=== Task ===
Copy every line from the records below that holds the word "content".
____
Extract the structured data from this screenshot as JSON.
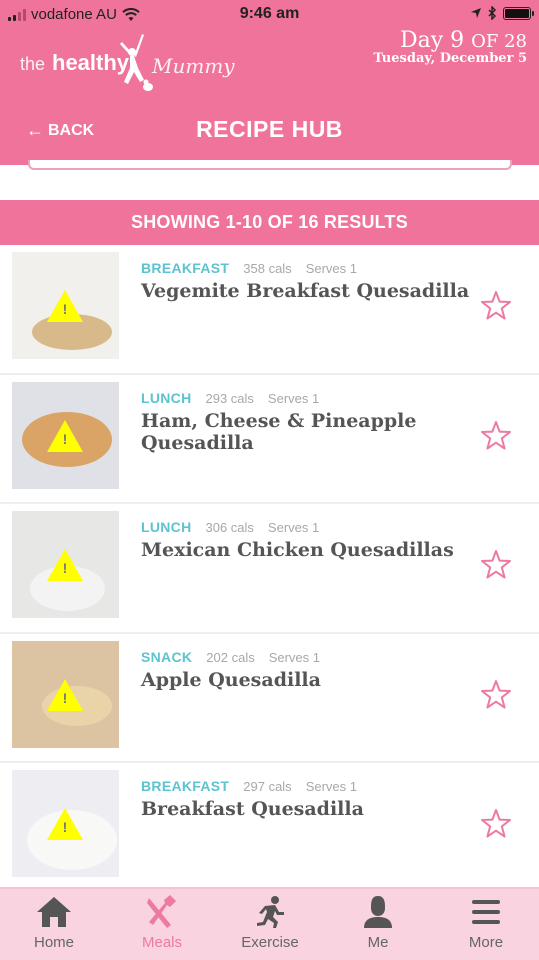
{
  "status_bar": {
    "carrier": "vodafone AU",
    "time": "9:46 am"
  },
  "header": {
    "logo": {
      "the": "the",
      "healthy": "healthy",
      "mummy": "Mummy"
    },
    "day_label": "Day 9",
    "day_of": "OF 28",
    "date": "Tuesday, December 5",
    "back_label": "BACK",
    "title": "RECIPE HUB"
  },
  "results": {
    "summary": "SHOWING 1-10 OF 16 RESULTS"
  },
  "recipes": [
    {
      "category": "BREAKFAST",
      "cals": "358 cals",
      "serves": "Serves  1",
      "title": "Vegemite Breakfast Quesadilla",
      "favorite": false
    },
    {
      "category": "LUNCH",
      "cals": "293 cals",
      "serves": "Serves  1",
      "title": "Ham, Cheese & Pineapple Quesadilla",
      "favorite": false
    },
    {
      "category": "LUNCH",
      "cals": "306 cals",
      "serves": "Serves  1",
      "title": "Mexican Chicken Quesadillas",
      "favorite": false
    },
    {
      "category": "SNACK",
      "cals": "202 cals",
      "serves": "Serves  1",
      "title": "Apple Quesadilla",
      "favorite": false
    },
    {
      "category": "BREAKFAST",
      "cals": "297 cals",
      "serves": "Serves  1",
      "title": "Breakfast Quesadilla",
      "favorite": false
    }
  ],
  "tabbar": {
    "items": [
      {
        "label": "Home",
        "icon": "home-icon",
        "active": false
      },
      {
        "label": "Meals",
        "icon": "utensils-icon",
        "active": true
      },
      {
        "label": "Exercise",
        "icon": "running-icon",
        "active": false
      },
      {
        "label": "Me",
        "icon": "person-icon",
        "active": false
      },
      {
        "label": "More",
        "icon": "menu-icon",
        "active": false
      }
    ]
  },
  "colors": {
    "brand_pink": "#f0739b",
    "category_teal": "#5cc3d0",
    "tabbar_bg": "#f9d3e0",
    "active_tab": "#ec7aa1"
  }
}
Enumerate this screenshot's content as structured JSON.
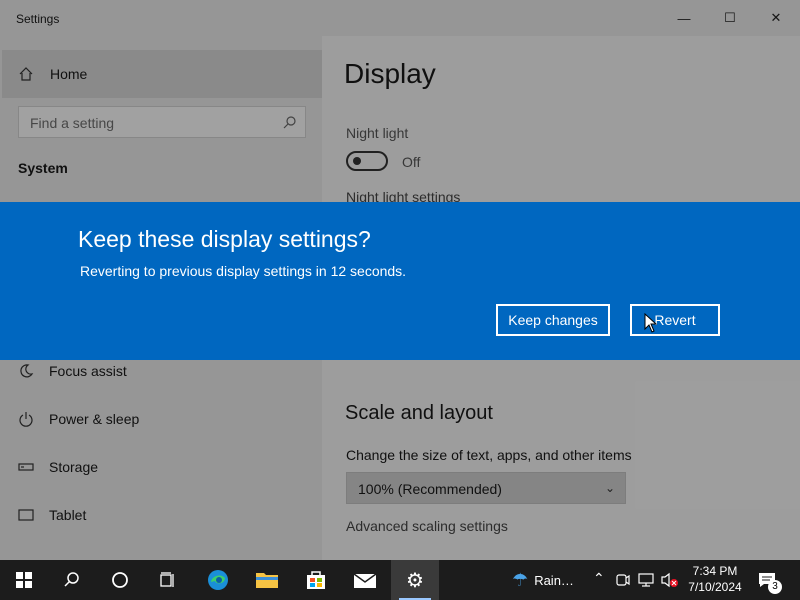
{
  "window": {
    "title": "Settings",
    "buttons": {
      "minimize": "—",
      "maximize": "☐",
      "close": "✕"
    }
  },
  "sidebar": {
    "home_label": "Home",
    "search_placeholder": "Find a setting",
    "section_heading": "System",
    "items": [
      {
        "label": "Focus assist",
        "icon": "moon-icon"
      },
      {
        "label": "Power & sleep",
        "icon": "power-icon"
      },
      {
        "label": "Storage",
        "icon": "storage-icon"
      },
      {
        "label": "Tablet",
        "icon": "tablet-icon"
      }
    ]
  },
  "content": {
    "page_title": "Display",
    "night_light_label": "Night light",
    "night_light_state": "Off",
    "night_light_settings_link": "Night light settings",
    "scale_heading": "Scale and layout",
    "scale_description": "Change the size of text, apps, and other items",
    "scale_value": "100% (Recommended)",
    "advanced_scaling_link": "Advanced scaling settings"
  },
  "dialog": {
    "title": "Keep these display settings?",
    "message": "Reverting to previous display settings in 12 seconds.",
    "keep_label": "Keep changes",
    "revert_label": "Revert",
    "background": "#0067c0"
  },
  "taskbar": {
    "weather_text": "Rain…",
    "time": "7:34 PM",
    "date": "7/10/2024",
    "notification_count": "3",
    "pinned": [
      "start-icon",
      "search-icon",
      "cortana-icon",
      "task-view-icon",
      "edge-icon",
      "file-explorer-icon",
      "store-icon",
      "mail-icon",
      "settings-icon"
    ]
  }
}
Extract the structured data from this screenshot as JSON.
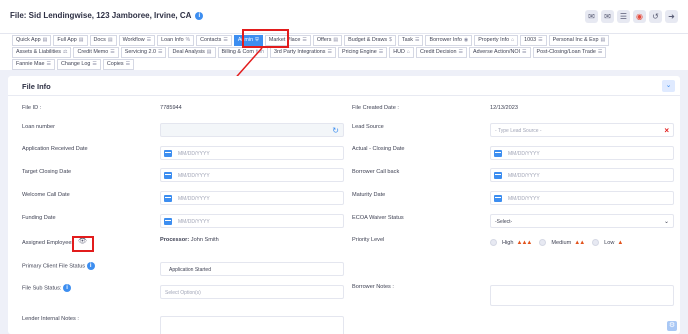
____
=== Solution for this problem ===
Enumerate this screenshot's content as structured JSON.
  "content": {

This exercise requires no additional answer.